═════ Dataset records ═════

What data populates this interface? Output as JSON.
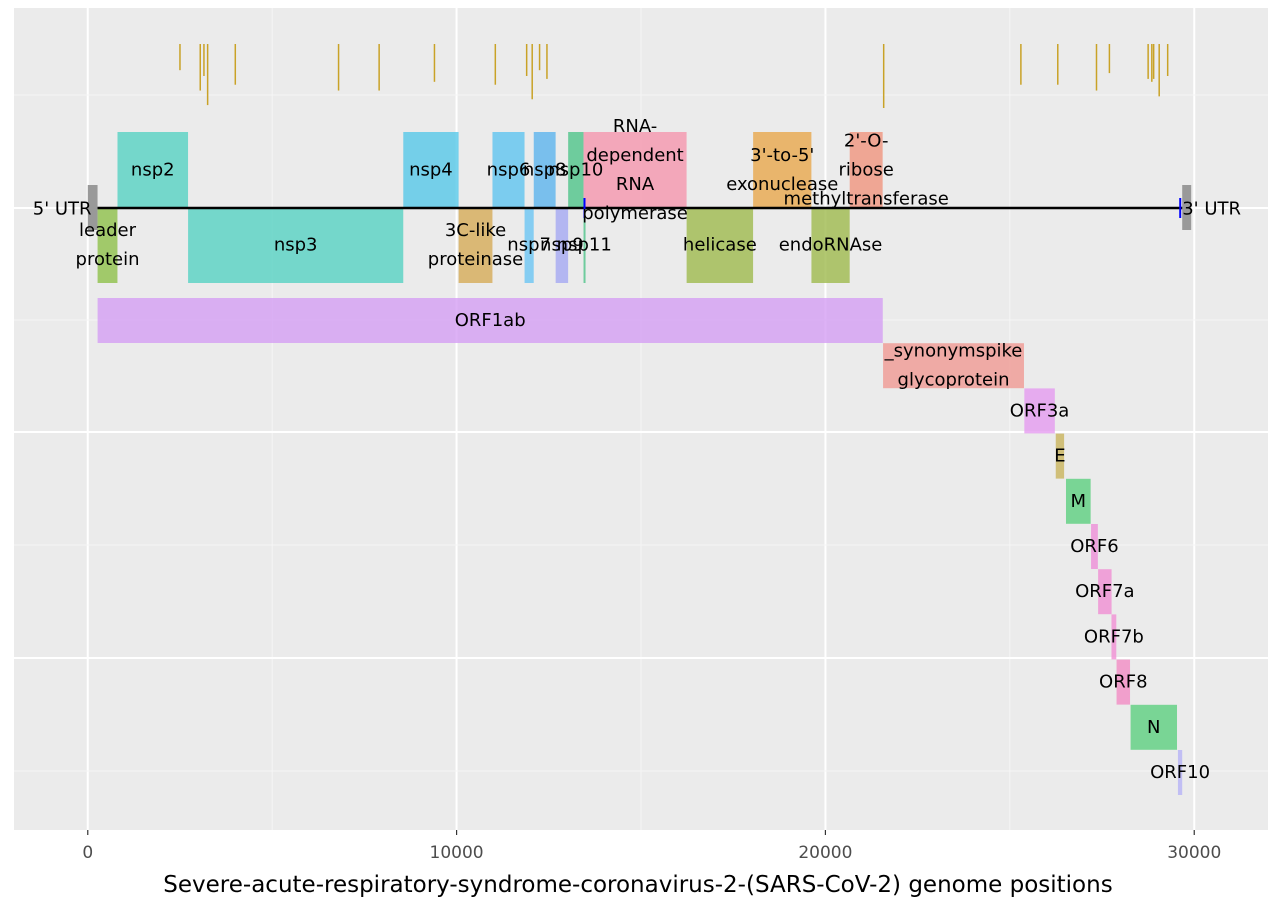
{
  "chart_data": {
    "type": "genome-map",
    "title": "",
    "xlabel": "Severe-acute-respiratory-syndrome-coronavirus-2-(SARS-CoV-2)  genome positions",
    "xlim": [
      -2000,
      32000
    ],
    "xticks": [
      0,
      10000,
      20000,
      30000
    ],
    "xtick_labels": [
      "0",
      "10000",
      "20000",
      "30000"
    ],
    "grid": true,
    "genome_line": {
      "start": 0,
      "end": 29903,
      "color": "#000000"
    },
    "utr": [
      {
        "name": "5' UTR",
        "start": 0,
        "end": 265,
        "color": "#999999"
      },
      {
        "name": "3' UTR",
        "start": 29674,
        "end": 29903,
        "color": "#999999"
      }
    ],
    "markers": [
      {
        "x": 13468,
        "color": "#0000ff"
      },
      {
        "x": 29620,
        "color": "#0000ff"
      }
    ],
    "variants": [
      {
        "x": 2500,
        "y0": 0.55,
        "y1": 1.0
      },
      {
        "x": 3050,
        "y0": 0.2,
        "y1": 1.0
      },
      {
        "x": 3150,
        "y0": 0.45,
        "y1": 1.0
      },
      {
        "x": 3250,
        "y0": -0.05,
        "y1": 1.0
      },
      {
        "x": 4000,
        "y0": 0.3,
        "y1": 1.0
      },
      {
        "x": 6800,
        "y0": 0.2,
        "y1": 1.0
      },
      {
        "x": 7900,
        "y0": 0.2,
        "y1": 1.0
      },
      {
        "x": 9400,
        "y0": 0.35,
        "y1": 1.0
      },
      {
        "x": 11050,
        "y0": 0.3,
        "y1": 1.0
      },
      {
        "x": 11900,
        "y0": 0.45,
        "y1": 1.0
      },
      {
        "x": 12050,
        "y0": 0.05,
        "y1": 1.0
      },
      {
        "x": 12250,
        "y0": 0.55,
        "y1": 1.0
      },
      {
        "x": 12450,
        "y0": 0.4,
        "y1": 1.0
      },
      {
        "x": 21580,
        "y0": -0.1,
        "y1": 1.0
      },
      {
        "x": 25300,
        "y0": 0.3,
        "y1": 1.0
      },
      {
        "x": 26300,
        "y0": 0.3,
        "y1": 1.0
      },
      {
        "x": 27350,
        "y0": 0.2,
        "y1": 1.0
      },
      {
        "x": 27700,
        "y0": 0.5,
        "y1": 1.0
      },
      {
        "x": 28750,
        "y0": 0.4,
        "y1": 1.0
      },
      {
        "x": 28850,
        "y0": 0.35,
        "y1": 1.0
      },
      {
        "x": 28900,
        "y0": 0.4,
        "y1": 1.0
      },
      {
        "x": 29050,
        "y0": 0.1,
        "y1": 1.0
      },
      {
        "x": 29280,
        "y0": 0.45,
        "y1": 1.0
      }
    ],
    "variant_color": "#c9a227",
    "nsp_upper": [
      {
        "name": "nsp2",
        "lines": [
          "nsp2"
        ],
        "start": 806,
        "end": 2719,
        "color": "#56d2c3"
      },
      {
        "name": "nsp4",
        "lines": [
          "nsp4"
        ],
        "start": 8555,
        "end": 10054,
        "color": "#56c8e8"
      },
      {
        "name": "nsp6",
        "lines": [
          "nsp6"
        ],
        "start": 10973,
        "end": 11842,
        "color": "#5fc4f0"
      },
      {
        "name": "nsp8",
        "lines": [
          "nsp8"
        ],
        "start": 12092,
        "end": 12685,
        "color": "#5cb4ee"
      },
      {
        "name": "nsp10",
        "lines": [
          "nsp10"
        ],
        "start": 13025,
        "end": 13441,
        "color": "#4fc48a"
      },
      {
        "name": "RNA-dependent RNA polymerase",
        "lines": [
          "RNA-",
          "dependent",
          "RNA",
          "polymerase"
        ],
        "start": 13442,
        "end": 16236,
        "color": "#f596ae"
      },
      {
        "name": "3'-to-5' exonuclease",
        "lines": [
          "3'-to-5'",
          "exonuclease"
        ],
        "start": 18040,
        "end": 19620,
        "color": "#e8a84c"
      },
      {
        "name": "2'-O-ribose methyltransferase",
        "lines": [
          "2'-O-",
          "ribose",
          "methyltransferase"
        ],
        "start": 20659,
        "end": 21552,
        "color": "#f0957e"
      }
    ],
    "nsp_lower": [
      {
        "name": "leader protein",
        "lines": [
          "leader",
          "protein"
        ],
        "start": 266,
        "end": 805,
        "color": "#8fc04a"
      },
      {
        "name": "nsp3",
        "lines": [
          "nsp3"
        ],
        "start": 2720,
        "end": 8554,
        "color": "#56d2c3"
      },
      {
        "name": "3C-like proteinase",
        "lines": [
          "3C-like",
          "proteinase"
        ],
        "start": 10055,
        "end": 10972,
        "color": "#d6ab57"
      },
      {
        "name": "nsp7",
        "lines": [
          "nsp7"
        ],
        "start": 11843,
        "end": 12091,
        "color": "#6cc6f4"
      },
      {
        "name": "nsp9",
        "lines": [
          "nsp9"
        ],
        "start": 12686,
        "end": 13024,
        "color": "#a5a9f2"
      },
      {
        "name": "nsp11",
        "lines": [
          "nsp11"
        ],
        "start": 13442,
        "end": 13480,
        "color": "#4fc48a"
      },
      {
        "name": "helicase",
        "lines": [
          "helicase"
        ],
        "start": 16237,
        "end": 18039,
        "color": "#9fba4d"
      },
      {
        "name": "endoRNAse",
        "lines": [
          "endoRNAse"
        ],
        "start": 19621,
        "end": 20658,
        "color": "#9fba4d"
      }
    ],
    "genes": [
      {
        "name": "ORF1ab",
        "lines": [
          "ORF1ab"
        ],
        "start": 266,
        "end": 21555,
        "color": "#d59ff4",
        "row": 0
      },
      {
        "name": "_synonymspike glycoprotein",
        "lines": [
          "_synonymspike",
          "glycoprotein"
        ],
        "start": 21563,
        "end": 25384,
        "color": "#f09a94",
        "row": 1
      },
      {
        "name": "ORF3a",
        "lines": [
          "ORF3a"
        ],
        "start": 25393,
        "end": 26220,
        "color": "#e59bf0",
        "row": 2
      },
      {
        "name": "E",
        "lines": [
          "E"
        ],
        "start": 26245,
        "end": 26472,
        "color": "#c9b45d",
        "row": 3
      },
      {
        "name": "M",
        "lines": [
          "M"
        ],
        "start": 26523,
        "end": 27191,
        "color": "#5ccf7f",
        "row": 4
      },
      {
        "name": "ORF6",
        "lines": [
          "ORF6"
        ],
        "start": 27202,
        "end": 27387,
        "color": "#ee8fd8",
        "row": 5
      },
      {
        "name": "ORF7a",
        "lines": [
          "ORF7a"
        ],
        "start": 27394,
        "end": 27759,
        "color": "#f08ed3",
        "row": 6
      },
      {
        "name": "ORF7b",
        "lines": [
          "ORF7b"
        ],
        "start": 27756,
        "end": 27887,
        "color": "#f190d4",
        "row": 7
      },
      {
        "name": "ORF8",
        "lines": [
          "ORF8"
        ],
        "start": 27894,
        "end": 28259,
        "color": "#f38cc4",
        "row": 8
      },
      {
        "name": "N",
        "lines": [
          "N"
        ],
        "start": 28274,
        "end": 29533,
        "color": "#5ccf7f",
        "row": 9
      },
      {
        "name": "ORF10",
        "lines": [
          "ORF10"
        ],
        "start": 29558,
        "end": 29674,
        "color": "#b6b3f6",
        "row": 10
      }
    ]
  }
}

═════

• What is expected:
Your task is to retype all the entries exactly and leave out any pictures.

• Completed task:
What data populates this interface? Output as JSON.
{
  "chart_data": {
    "type": "genome-map",
    "title": "",
    "xlabel": "Severe-acute-respiratory-syndrome-coronavirus-2-(SARS-CoV-2)  genome positions",
    "xlim": [
      -2000,
      32000
    ],
    "xticks": [
      0,
      10000,
      20000,
      30000
    ],
    "xtick_labels": [
      "0",
      "10000",
      "20000",
      "30000"
    ],
    "grid": true,
    "genome_line": {
      "start": 0,
      "end": 29903,
      "color": "#000000"
    },
    "utr": [
      {
        "name": "5' UTR",
        "start": 0,
        "end": 265,
        "color": "#999999"
      },
      {
        "name": "3' UTR",
        "start": 29674,
        "end": 29903,
        "color": "#999999"
      }
    ],
    "markers": [
      {
        "x": 13468,
        "color": "#0000ff"
      },
      {
        "x": 29620,
        "color": "#0000ff"
      }
    ],
    "variants": [
      {
        "x": 2500,
        "y0": 0.55,
        "y1": 1.0
      },
      {
        "x": 3050,
        "y0": 0.2,
        "y1": 1.0
      },
      {
        "x": 3150,
        "y0": 0.45,
        "y1": 1.0
      },
      {
        "x": 3250,
        "y0": -0.05,
        "y1": 1.0
      },
      {
        "x": 4000,
        "y0": 0.3,
        "y1": 1.0
      },
      {
        "x": 6800,
        "y0": 0.2,
        "y1": 1.0
      },
      {
        "x": 7900,
        "y0": 0.2,
        "y1": 1.0
      },
      {
        "x": 9400,
        "y0": 0.35,
        "y1": 1.0
      },
      {
        "x": 11050,
        "y0": 0.3,
        "y1": 1.0
      },
      {
        "x": 11900,
        "y0": 0.45,
        "y1": 1.0
      },
      {
        "x": 12050,
        "y0": 0.05,
        "y1": 1.0
      },
      {
        "x": 12250,
        "y0": 0.55,
        "y1": 1.0
      },
      {
        "x": 12450,
        "y0": 0.4,
        "y1": 1.0
      },
      {
        "x": 21580,
        "y0": -0.1,
        "y1": 1.0
      },
      {
        "x": 25300,
        "y0": 0.3,
        "y1": 1.0
      },
      {
        "x": 26300,
        "y0": 0.3,
        "y1": 1.0
      },
      {
        "x": 27350,
        "y0": 0.2,
        "y1": 1.0
      },
      {
        "x": 27700,
        "y0": 0.5,
        "y1": 1.0
      },
      {
        "x": 28750,
        "y0": 0.4,
        "y1": 1.0
      },
      {
        "x": 28850,
        "y0": 0.35,
        "y1": 1.0
      },
      {
        "x": 28900,
        "y0": 0.4,
        "y1": 1.0
      },
      {
        "x": 29050,
        "y0": 0.1,
        "y1": 1.0
      },
      {
        "x": 29280,
        "y0": 0.45,
        "y1": 1.0
      }
    ],
    "variant_color": "#c9a227",
    "nsp_upper": [
      {
        "name": "nsp2",
        "lines": [
          "nsp2"
        ],
        "start": 806,
        "end": 2719,
        "color": "#56d2c3"
      },
      {
        "name": "nsp4",
        "lines": [
          "nsp4"
        ],
        "start": 8555,
        "end": 10054,
        "color": "#56c8e8"
      },
      {
        "name": "nsp6",
        "lines": [
          "nsp6"
        ],
        "start": 10973,
        "end": 11842,
        "color": "#5fc4f0"
      },
      {
        "name": "nsp8",
        "lines": [
          "nsp8"
        ],
        "start": 12092,
        "end": 12685,
        "color": "#5cb4ee"
      },
      {
        "name": "nsp10",
        "lines": [
          "nsp10"
        ],
        "start": 13025,
        "end": 13441,
        "color": "#4fc48a"
      },
      {
        "name": "RNA-dependent RNA polymerase",
        "lines": [
          "RNA-",
          "dependent",
          "RNA",
          "polymerase"
        ],
        "start": 13442,
        "end": 16236,
        "color": "#f596ae"
      },
      {
        "name": "3'-to-5' exonuclease",
        "lines": [
          "3'-to-5'",
          "exonuclease"
        ],
        "start": 18040,
        "end": 19620,
        "color": "#e8a84c"
      },
      {
        "name": "2'-O-ribose methyltransferase",
        "lines": [
          "2'-O-",
          "ribose",
          "methyltransferase"
        ],
        "start": 20659,
        "end": 21552,
        "color": "#f0957e"
      }
    ],
    "nsp_lower": [
      {
        "name": "leader protein",
        "lines": [
          "leader",
          "protein"
        ],
        "start": 266,
        "end": 805,
        "color": "#8fc04a"
      },
      {
        "name": "nsp3",
        "lines": [
          "nsp3"
        ],
        "start": 2720,
        "end": 8554,
        "color": "#56d2c3"
      },
      {
        "name": "3C-like proteinase",
        "lines": [
          "3C-like",
          "proteinase"
        ],
        "start": 10055,
        "end": 10972,
        "color": "#d6ab57"
      },
      {
        "name": "nsp7",
        "lines": [
          "nsp7"
        ],
        "start": 11843,
        "end": 12091,
        "color": "#6cc6f4"
      },
      {
        "name": "nsp9",
        "lines": [
          "nsp9"
        ],
        "start": 12686,
        "end": 13024,
        "color": "#a5a9f2"
      },
      {
        "name": "nsp11",
        "lines": [
          "nsp11"
        ],
        "start": 13442,
        "end": 13480,
        "color": "#4fc48a"
      },
      {
        "name": "helicase",
        "lines": [
          "helicase"
        ],
        "start": 16237,
        "end": 18039,
        "color": "#9fba4d"
      },
      {
        "name": "endoRNAse",
        "lines": [
          "endoRNAse"
        ],
        "start": 19621,
        "end": 20658,
        "color": "#9fba4d"
      }
    ],
    "genes": [
      {
        "name": "ORF1ab",
        "lines": [
          "ORF1ab"
        ],
        "start": 266,
        "end": 21555,
        "color": "#d59ff4",
        "row": 0
      },
      {
        "name": "_synonymspike glycoprotein",
        "lines": [
          "_synonymspike",
          "glycoprotein"
        ],
        "start": 21563,
        "end": 25384,
        "color": "#f09a94",
        "row": 1
      },
      {
        "name": "ORF3a",
        "lines": [
          "ORF3a"
        ],
        "start": 25393,
        "end": 26220,
        "color": "#e59bf0",
        "row": 2
      },
      {
        "name": "E",
        "lines": [
          "E"
        ],
        "start": 26245,
        "end": 26472,
        "color": "#c9b45d",
        "row": 3
      },
      {
        "name": "M",
        "lines": [
          "M"
        ],
        "start": 26523,
        "end": 27191,
        "color": "#5ccf7f",
        "row": 4
      },
      {
        "name": "ORF6",
        "lines": [
          "ORF6"
        ],
        "start": 27202,
        "end": 27387,
        "color": "#ee8fd8",
        "row": 5
      },
      {
        "name": "ORF7a",
        "lines": [
          "ORF7a"
        ],
        "start": 27394,
        "end": 27759,
        "color": "#f08ed3",
        "row": 6
      },
      {
        "name": "ORF7b",
        "lines": [
          "ORF7b"
        ],
        "start": 27756,
        "end": 27887,
        "color": "#f190d4",
        "row": 7
      },
      {
        "name": "ORF8",
        "lines": [
          "ORF8"
        ],
        "start": 27894,
        "end": 28259,
        "color": "#f38cc4",
        "row": 8
      },
      {
        "name": "N",
        "lines": [
          "N"
        ],
        "start": 28274,
        "end": 29533,
        "color": "#5ccf7f",
        "row": 9
      },
      {
        "name": "ORF10",
        "lines": [
          "ORF10"
        ],
        "start": 29558,
        "end": 29674,
        "color": "#b6b3f6",
        "row": 10
      }
    ]
  }
}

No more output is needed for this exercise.